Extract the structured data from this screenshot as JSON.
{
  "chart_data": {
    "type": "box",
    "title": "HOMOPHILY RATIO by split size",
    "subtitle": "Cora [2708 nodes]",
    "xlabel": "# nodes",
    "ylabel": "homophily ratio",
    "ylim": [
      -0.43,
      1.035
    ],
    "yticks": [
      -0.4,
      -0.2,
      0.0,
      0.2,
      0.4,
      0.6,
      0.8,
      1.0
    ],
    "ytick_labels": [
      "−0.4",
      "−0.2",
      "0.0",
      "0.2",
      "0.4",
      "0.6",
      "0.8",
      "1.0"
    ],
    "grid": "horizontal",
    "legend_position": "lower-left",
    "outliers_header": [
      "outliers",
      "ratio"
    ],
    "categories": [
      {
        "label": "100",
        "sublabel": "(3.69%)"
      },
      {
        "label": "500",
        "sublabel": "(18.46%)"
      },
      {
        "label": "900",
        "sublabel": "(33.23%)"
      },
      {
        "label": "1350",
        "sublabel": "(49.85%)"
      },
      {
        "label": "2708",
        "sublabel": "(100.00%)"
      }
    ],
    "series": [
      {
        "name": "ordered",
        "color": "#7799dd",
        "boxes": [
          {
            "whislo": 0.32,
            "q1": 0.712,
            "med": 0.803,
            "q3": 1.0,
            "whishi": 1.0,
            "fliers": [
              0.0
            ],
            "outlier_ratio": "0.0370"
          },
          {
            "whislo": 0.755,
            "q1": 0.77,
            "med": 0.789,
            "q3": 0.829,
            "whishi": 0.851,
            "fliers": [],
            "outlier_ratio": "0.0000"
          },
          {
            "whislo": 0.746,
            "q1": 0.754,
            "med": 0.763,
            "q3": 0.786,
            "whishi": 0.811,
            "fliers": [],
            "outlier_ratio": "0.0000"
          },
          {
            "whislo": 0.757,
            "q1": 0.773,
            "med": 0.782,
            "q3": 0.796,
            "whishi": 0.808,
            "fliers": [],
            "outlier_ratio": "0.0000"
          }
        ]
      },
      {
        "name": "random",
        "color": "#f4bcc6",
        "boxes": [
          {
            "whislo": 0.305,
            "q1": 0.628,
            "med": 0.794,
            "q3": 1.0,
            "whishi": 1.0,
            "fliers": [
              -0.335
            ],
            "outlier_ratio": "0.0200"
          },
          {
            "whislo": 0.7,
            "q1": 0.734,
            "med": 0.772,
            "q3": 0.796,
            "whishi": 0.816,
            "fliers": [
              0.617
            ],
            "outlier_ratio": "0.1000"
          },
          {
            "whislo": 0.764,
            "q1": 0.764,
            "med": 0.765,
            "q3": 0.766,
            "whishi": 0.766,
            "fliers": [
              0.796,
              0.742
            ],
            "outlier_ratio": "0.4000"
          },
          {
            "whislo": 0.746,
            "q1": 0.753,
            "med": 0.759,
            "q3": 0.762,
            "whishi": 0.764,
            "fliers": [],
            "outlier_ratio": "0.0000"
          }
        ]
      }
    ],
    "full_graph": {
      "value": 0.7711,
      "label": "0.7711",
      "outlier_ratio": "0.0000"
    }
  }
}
═══
WHAT THE EXERCISE ASKS :: Repeat the records above exactly as they appear.

TASK RESPONSE ::
Extract the structured data from this screenshot as JSON.
{
  "chart_data": {
    "type": "box",
    "title": "HOMOPHILY RATIO by split size",
    "subtitle": "Cora [2708 nodes]",
    "xlabel": "# nodes",
    "ylabel": "homophily ratio",
    "ylim": [
      -0.43,
      1.035
    ],
    "yticks": [
      -0.4,
      -0.2,
      0.0,
      0.2,
      0.4,
      0.6,
      0.8,
      1.0
    ],
    "ytick_labels": [
      "−0.4",
      "−0.2",
      "0.0",
      "0.2",
      "0.4",
      "0.6",
      "0.8",
      "1.0"
    ],
    "grid": "horizontal",
    "legend_position": "lower-left",
    "outliers_header": [
      "outliers",
      "ratio"
    ],
    "categories": [
      {
        "label": "100",
        "sublabel": "(3.69%)"
      },
      {
        "label": "500",
        "sublabel": "(18.46%)"
      },
      {
        "label": "900",
        "sublabel": "(33.23%)"
      },
      {
        "label": "1350",
        "sublabel": "(49.85%)"
      },
      {
        "label": "2708",
        "sublabel": "(100.00%)"
      }
    ],
    "series": [
      {
        "name": "ordered",
        "color": "#7799dd",
        "boxes": [
          {
            "whislo": 0.32,
            "q1": 0.712,
            "med": 0.803,
            "q3": 1.0,
            "whishi": 1.0,
            "fliers": [
              0.0
            ],
            "outlier_ratio": "0.0370"
          },
          {
            "whislo": 0.755,
            "q1": 0.77,
            "med": 0.789,
            "q3": 0.829,
            "whishi": 0.851,
            "fliers": [],
            "outlier_ratio": "0.0000"
          },
          {
            "whislo": 0.746,
            "q1": 0.754,
            "med": 0.763,
            "q3": 0.786,
            "whishi": 0.811,
            "fliers": [],
            "outlier_ratio": "0.0000"
          },
          {
            "whislo": 0.757,
            "q1": 0.773,
            "med": 0.782,
            "q3": 0.796,
            "whishi": 0.808,
            "fliers": [],
            "outlier_ratio": "0.0000"
          }
        ]
      },
      {
        "name": "random",
        "color": "#f4bcc6",
        "boxes": [
          {
            "whislo": 0.305,
            "q1": 0.628,
            "med": 0.794,
            "q3": 1.0,
            "whishi": 1.0,
            "fliers": [
              -0.335
            ],
            "outlier_ratio": "0.0200"
          },
          {
            "whislo": 0.7,
            "q1": 0.734,
            "med": 0.772,
            "q3": 0.796,
            "whishi": 0.816,
            "fliers": [
              0.617
            ],
            "outlier_ratio": "0.1000"
          },
          {
            "whislo": 0.764,
            "q1": 0.764,
            "med": 0.765,
            "q3": 0.766,
            "whishi": 0.766,
            "fliers": [
              0.796,
              0.742
            ],
            "outlier_ratio": "0.4000"
          },
          {
            "whislo": 0.746,
            "q1": 0.753,
            "med": 0.759,
            "q3": 0.762,
            "whishi": 0.764,
            "fliers": [],
            "outlier_ratio": "0.0000"
          }
        ]
      }
    ],
    "full_graph": {
      "value": 0.7711,
      "label": "0.7711",
      "outlier_ratio": "0.0000"
    }
  }
}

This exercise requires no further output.